The data:

------------------------------------------------

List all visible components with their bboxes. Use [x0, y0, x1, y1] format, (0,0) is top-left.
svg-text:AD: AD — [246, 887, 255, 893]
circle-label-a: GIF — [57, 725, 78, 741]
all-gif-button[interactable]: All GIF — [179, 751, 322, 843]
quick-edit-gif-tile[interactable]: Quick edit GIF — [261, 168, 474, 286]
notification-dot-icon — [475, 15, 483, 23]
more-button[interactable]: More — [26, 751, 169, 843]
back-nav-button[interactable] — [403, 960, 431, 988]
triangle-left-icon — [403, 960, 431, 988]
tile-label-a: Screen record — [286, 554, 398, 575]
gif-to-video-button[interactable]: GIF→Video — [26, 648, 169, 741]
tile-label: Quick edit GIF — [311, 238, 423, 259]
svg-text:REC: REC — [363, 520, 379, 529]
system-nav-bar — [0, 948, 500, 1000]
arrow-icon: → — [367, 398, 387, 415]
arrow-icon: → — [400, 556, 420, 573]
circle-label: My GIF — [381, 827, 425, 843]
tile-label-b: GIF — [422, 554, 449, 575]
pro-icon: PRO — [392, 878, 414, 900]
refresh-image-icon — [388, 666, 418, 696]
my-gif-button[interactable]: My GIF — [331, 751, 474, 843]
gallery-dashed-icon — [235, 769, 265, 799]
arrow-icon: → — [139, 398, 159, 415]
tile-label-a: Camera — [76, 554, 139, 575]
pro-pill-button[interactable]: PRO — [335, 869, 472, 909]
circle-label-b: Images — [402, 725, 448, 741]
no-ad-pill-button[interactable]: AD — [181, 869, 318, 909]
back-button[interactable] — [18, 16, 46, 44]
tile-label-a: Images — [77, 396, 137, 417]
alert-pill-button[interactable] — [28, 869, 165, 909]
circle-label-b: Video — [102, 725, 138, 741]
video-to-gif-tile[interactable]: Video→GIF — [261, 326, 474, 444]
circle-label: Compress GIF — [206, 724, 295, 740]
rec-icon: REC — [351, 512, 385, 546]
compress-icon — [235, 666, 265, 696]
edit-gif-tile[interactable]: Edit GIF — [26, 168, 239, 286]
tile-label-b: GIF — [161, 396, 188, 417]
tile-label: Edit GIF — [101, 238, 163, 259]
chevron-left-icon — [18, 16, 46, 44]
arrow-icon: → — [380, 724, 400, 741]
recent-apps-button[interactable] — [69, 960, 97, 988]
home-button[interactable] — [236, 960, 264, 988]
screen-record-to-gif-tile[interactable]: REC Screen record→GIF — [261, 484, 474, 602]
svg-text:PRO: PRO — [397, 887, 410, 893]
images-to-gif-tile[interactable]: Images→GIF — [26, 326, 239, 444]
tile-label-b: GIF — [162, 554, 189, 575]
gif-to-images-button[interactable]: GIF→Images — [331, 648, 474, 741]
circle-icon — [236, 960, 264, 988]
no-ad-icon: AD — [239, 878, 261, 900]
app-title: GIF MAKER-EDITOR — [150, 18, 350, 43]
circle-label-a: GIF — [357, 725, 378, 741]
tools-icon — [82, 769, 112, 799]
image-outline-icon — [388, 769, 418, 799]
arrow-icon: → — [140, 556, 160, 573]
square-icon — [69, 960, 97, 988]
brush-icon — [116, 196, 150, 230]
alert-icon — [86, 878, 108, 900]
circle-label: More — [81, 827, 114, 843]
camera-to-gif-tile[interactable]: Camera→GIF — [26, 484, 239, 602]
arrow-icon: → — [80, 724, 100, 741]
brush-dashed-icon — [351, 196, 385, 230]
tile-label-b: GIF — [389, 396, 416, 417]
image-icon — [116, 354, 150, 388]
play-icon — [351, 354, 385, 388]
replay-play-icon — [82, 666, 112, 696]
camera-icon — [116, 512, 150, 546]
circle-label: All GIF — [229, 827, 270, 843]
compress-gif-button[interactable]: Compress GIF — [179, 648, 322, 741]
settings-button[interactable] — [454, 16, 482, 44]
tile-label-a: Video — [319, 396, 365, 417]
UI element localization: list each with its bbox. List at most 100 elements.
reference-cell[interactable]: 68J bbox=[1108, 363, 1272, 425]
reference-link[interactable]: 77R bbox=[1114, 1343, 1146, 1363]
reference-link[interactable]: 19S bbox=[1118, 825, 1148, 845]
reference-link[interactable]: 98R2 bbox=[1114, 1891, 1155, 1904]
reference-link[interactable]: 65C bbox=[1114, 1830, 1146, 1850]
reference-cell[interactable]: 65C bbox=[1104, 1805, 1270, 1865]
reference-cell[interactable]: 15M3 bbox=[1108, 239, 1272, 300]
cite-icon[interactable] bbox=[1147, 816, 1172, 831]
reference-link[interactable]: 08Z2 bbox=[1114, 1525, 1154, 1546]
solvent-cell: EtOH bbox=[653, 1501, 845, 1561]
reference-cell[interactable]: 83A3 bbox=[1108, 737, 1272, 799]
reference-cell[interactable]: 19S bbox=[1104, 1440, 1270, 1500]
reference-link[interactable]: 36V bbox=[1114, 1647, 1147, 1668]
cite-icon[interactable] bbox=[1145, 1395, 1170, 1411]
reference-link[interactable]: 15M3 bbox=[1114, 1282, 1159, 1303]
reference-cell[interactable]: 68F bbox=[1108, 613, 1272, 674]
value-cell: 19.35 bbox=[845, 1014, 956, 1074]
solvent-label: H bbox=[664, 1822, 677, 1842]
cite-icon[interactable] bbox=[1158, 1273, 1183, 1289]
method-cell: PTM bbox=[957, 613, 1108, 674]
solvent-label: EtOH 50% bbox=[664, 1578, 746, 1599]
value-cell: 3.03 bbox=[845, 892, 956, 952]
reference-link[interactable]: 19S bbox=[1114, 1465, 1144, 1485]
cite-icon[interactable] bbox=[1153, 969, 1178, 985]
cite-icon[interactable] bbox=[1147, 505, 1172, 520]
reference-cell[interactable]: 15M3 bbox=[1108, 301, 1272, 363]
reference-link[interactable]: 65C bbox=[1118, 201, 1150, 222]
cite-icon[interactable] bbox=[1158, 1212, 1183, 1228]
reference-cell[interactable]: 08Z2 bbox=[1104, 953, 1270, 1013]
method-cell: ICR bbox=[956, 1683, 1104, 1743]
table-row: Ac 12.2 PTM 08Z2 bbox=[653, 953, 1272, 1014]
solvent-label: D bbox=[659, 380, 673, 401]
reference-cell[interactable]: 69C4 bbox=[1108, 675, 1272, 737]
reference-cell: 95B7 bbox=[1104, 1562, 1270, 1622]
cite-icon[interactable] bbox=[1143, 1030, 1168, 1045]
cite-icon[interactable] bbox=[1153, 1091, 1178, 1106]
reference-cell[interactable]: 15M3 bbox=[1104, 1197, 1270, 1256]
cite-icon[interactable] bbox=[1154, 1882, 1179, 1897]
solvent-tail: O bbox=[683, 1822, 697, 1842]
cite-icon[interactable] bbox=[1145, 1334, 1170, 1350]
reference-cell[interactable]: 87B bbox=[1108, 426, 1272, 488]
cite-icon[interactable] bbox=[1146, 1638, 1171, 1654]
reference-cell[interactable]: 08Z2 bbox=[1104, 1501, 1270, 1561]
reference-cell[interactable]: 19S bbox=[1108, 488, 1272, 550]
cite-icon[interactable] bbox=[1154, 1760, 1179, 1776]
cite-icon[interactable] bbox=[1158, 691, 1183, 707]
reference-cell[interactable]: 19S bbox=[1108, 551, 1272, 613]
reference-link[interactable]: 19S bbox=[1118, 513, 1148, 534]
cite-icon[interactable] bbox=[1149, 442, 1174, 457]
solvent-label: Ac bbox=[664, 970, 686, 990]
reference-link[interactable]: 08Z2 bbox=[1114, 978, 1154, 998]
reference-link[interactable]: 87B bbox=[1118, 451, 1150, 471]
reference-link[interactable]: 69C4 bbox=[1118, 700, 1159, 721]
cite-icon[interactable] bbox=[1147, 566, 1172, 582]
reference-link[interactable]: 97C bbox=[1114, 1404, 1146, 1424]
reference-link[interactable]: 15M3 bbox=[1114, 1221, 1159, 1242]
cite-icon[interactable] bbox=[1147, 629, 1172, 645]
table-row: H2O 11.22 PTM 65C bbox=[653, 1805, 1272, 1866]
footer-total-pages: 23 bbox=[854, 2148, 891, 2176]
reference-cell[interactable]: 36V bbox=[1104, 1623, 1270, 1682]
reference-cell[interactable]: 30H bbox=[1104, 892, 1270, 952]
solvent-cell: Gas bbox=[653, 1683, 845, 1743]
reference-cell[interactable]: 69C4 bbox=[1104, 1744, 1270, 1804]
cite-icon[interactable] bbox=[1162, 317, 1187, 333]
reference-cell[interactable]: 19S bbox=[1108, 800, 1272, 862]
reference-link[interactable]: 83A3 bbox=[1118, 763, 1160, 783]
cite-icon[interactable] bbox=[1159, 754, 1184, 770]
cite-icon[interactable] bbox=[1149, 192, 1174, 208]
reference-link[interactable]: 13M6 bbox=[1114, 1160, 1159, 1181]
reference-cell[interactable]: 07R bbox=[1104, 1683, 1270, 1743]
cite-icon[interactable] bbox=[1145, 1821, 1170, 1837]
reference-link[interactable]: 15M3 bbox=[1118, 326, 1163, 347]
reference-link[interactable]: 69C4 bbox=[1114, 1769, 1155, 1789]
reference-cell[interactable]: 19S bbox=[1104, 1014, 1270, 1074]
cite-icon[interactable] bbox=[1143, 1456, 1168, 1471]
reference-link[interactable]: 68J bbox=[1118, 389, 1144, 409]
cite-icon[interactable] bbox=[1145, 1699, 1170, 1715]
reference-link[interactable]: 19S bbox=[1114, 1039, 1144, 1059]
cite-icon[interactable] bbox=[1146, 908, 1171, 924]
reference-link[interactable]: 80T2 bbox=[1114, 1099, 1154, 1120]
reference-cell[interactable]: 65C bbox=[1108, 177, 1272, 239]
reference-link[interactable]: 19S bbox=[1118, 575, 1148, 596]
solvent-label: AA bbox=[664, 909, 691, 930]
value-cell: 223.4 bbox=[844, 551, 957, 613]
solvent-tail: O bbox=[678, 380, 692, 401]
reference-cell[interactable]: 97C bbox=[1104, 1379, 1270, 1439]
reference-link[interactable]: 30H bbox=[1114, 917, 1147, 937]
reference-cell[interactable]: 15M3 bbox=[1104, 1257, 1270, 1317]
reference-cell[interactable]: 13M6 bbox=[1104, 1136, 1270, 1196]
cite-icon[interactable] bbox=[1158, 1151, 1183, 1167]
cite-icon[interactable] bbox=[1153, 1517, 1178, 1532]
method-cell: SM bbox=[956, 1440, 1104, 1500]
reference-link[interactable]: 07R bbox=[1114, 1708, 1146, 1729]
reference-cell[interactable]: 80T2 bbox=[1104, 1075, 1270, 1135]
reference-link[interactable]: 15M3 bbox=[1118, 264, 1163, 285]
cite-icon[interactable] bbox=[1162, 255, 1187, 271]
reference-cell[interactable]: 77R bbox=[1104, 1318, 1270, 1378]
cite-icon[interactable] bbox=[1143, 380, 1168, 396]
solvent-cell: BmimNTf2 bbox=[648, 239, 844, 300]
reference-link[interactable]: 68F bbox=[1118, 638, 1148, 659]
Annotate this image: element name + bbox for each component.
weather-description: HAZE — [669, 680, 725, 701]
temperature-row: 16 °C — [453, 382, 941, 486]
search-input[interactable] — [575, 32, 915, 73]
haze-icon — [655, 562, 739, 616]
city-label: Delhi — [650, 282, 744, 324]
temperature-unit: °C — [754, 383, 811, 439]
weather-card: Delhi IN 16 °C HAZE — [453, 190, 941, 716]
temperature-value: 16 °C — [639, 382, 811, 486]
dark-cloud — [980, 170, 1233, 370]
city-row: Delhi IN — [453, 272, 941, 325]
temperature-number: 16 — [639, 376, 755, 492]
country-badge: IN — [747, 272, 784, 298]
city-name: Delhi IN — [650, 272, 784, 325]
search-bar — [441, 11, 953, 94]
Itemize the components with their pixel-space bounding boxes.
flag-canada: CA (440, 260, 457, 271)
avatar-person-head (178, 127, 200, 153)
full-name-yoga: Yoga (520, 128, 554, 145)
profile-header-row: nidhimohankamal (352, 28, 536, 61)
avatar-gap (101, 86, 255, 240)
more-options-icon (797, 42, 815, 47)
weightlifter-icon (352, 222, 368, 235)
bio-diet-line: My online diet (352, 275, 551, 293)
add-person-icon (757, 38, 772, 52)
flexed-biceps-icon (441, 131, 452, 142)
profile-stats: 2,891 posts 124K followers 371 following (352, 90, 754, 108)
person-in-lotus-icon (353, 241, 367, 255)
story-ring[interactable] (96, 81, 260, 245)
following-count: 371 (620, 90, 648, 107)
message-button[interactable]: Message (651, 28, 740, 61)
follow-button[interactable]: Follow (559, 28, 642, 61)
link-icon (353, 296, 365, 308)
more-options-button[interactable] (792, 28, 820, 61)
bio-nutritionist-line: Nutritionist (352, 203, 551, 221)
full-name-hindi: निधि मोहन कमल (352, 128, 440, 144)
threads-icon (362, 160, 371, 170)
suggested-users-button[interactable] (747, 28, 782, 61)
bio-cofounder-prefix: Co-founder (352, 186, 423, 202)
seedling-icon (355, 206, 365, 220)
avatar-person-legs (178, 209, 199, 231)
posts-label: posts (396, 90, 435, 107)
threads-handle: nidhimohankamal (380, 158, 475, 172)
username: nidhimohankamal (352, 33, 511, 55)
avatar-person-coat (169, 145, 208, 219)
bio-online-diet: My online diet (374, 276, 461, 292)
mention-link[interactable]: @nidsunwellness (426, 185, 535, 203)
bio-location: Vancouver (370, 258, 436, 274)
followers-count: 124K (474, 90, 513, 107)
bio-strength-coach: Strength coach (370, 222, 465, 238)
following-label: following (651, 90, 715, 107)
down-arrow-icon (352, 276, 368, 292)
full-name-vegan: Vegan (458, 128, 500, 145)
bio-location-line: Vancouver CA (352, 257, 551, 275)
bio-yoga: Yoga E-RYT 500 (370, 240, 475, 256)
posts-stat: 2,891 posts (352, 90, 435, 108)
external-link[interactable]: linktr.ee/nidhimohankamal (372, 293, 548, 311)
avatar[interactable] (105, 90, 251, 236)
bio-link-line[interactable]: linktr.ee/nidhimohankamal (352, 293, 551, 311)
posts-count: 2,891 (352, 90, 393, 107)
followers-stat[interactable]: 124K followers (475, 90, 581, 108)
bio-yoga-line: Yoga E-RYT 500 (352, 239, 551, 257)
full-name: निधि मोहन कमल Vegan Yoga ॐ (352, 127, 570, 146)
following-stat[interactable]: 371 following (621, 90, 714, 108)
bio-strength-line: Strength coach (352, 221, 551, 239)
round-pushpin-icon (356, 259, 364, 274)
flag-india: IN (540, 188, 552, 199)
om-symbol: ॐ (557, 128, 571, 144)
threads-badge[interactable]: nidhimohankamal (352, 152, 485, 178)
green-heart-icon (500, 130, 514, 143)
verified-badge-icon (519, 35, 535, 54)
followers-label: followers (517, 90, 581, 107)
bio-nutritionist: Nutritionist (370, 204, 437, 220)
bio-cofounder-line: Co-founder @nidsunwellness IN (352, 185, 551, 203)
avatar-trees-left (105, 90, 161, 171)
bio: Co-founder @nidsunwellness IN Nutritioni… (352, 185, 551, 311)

------------------------------------------------

Reproduce the stretch from the beginning of the material through the line containing "all-gif-button[interactable]: All GIF", substituting "displayed" for "visible" and leaving everything else unchanged.

Exercise solution:
List all displayed components with their bboxes. Use [x0, y0, x1, y1] format, (0,0) is top-left.
svg-text:AD: AD — [246, 887, 255, 893]
circle-label-a: GIF — [57, 725, 78, 741]
all-gif-button[interactable]: All GIF — [179, 751, 322, 843]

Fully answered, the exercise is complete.